-- Start The data --

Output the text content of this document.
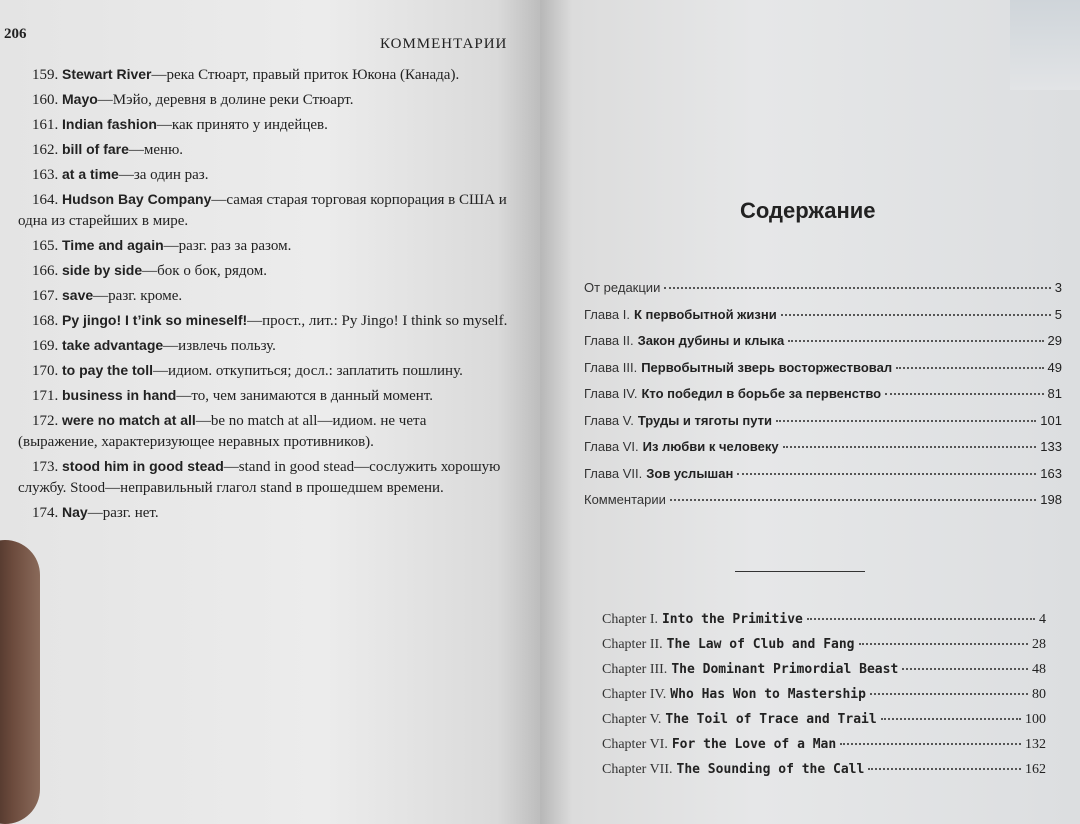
206
КОММЕНТАРИИ

159. Stewart River—река Стюарт, правый приток Юкона (Канада).

160. Mayo—Мэйо, деревня в долине реки Стюарт.

161. Indian fashion—как принято у индейцев.

162. bill of fare—меню.

163. at a time—за один раз.

164. Hudson Bay Company—самая старая торговая корпорация в США и одна из старейших в мире.

165. Time and again—разг. раз за разом.

166. side by side—бок о бок, рядом.

167. save—разг. кроме.

168. Py jingo! I t’ink so mineself!—прост., лит.: Py Jingo! I think so myself.

169. take advantage—извлечь пользу.

170. to pay the toll—идиом. откупиться; досл.: заплатить пошлину.

171. business in hand—то, чем занимаются в данный момент.

172. were no match at all—be no match at all—идиом. не чета (выражение, характеризующее неравных противников).

173. stood him in good stead—stand in good stead—сослужить хорошую службу. Stood—неправильный глагол stand в прошедшем времени.

174. Nay—разг. нет.

Содержание
От редакции	3
Глава I. К первобытной жизни	5
Глава II. Закон дубины и клыка	29
Глава III. Первобытный зверь восторжествовал	49
Глава IV. Кто победил в борьбе за первенство	81
Глава V. Труды и тяготы пути	101
Глава VI. Из любви к человеку	133
Глава VII. Зов услышан	163
Комментарии	198
Chapter I. Into the Primitive	4
Chapter II. The Law of Club and Fang	28
Chapter III. The Dominant Primordial Beast	48
Chapter IV. Who Has Won to Mastership	80
Chapter V. The Toil of Trace and Trail	100
Chapter VI. For the Love of a Man	132
Chapter VII. The Sounding of the Call	162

-- End The data --

▸ Brief:
Quote the full listing above word for word; exclude every picture from the copy.

▸ The output:
Output the text content of this document.
206
КОММЕНТАРИИ

159. Stewart River—река Стюарт, правый приток Юкона (Канада).

160. Mayo—Мэйо, деревня в долине реки Стюарт.

161. Indian fashion—как принято у индейцев.

162. bill of fare—меню.

163. at a time—за один раз.

164. Hudson Bay Company—самая старая торговая корпорация в США и одна из старейших в мире.

165. Time and again—разг. раз за разом.

166. side by side—бок о бок, рядом.

167. save—разг. кроме.

168. Py jingo! I t’ink so mineself!—прост., лит.: Py Jingo! I think so myself.

169. take advantage—извлечь пользу.

170. to pay the toll—идиом. откупиться; досл.: заплатить пошлину.

171. business in hand—то, чем занимаются в данный момент.

172. were no match at all—be no match at all—идиом. не чета (выражение, характеризующее неравных противников).

173. stood him in good stead—stand in good stead—сослужить хорошую службу. Stood—неправильный глагол stand в прошедшем времени.

174. Nay—разг. нет.

Содержание
От редакции	3
Глава I. К первобытной жизни	5
Глава II. Закон дубины и клыка	29
Глава III. Первобытный зверь восторжествовал	49
Глава IV. Кто победил в борьбе за первенство	81
Глава V. Труды и тяготы пути	101
Глава VI. Из любви к человеку	133
Глава VII. Зов услышан	163
Комментарии	198
Chapter I. Into the Primitive	4
Chapter II. The Law of Club and Fang	28
Chapter III. The Dominant Primordial Beast	48
Chapter IV. Who Has Won to Mastership	80
Chapter V. The Toil of Trace and Trail	100
Chapter VI. For the Love of a Man	132
Chapter VII. The Sounding of the Call	162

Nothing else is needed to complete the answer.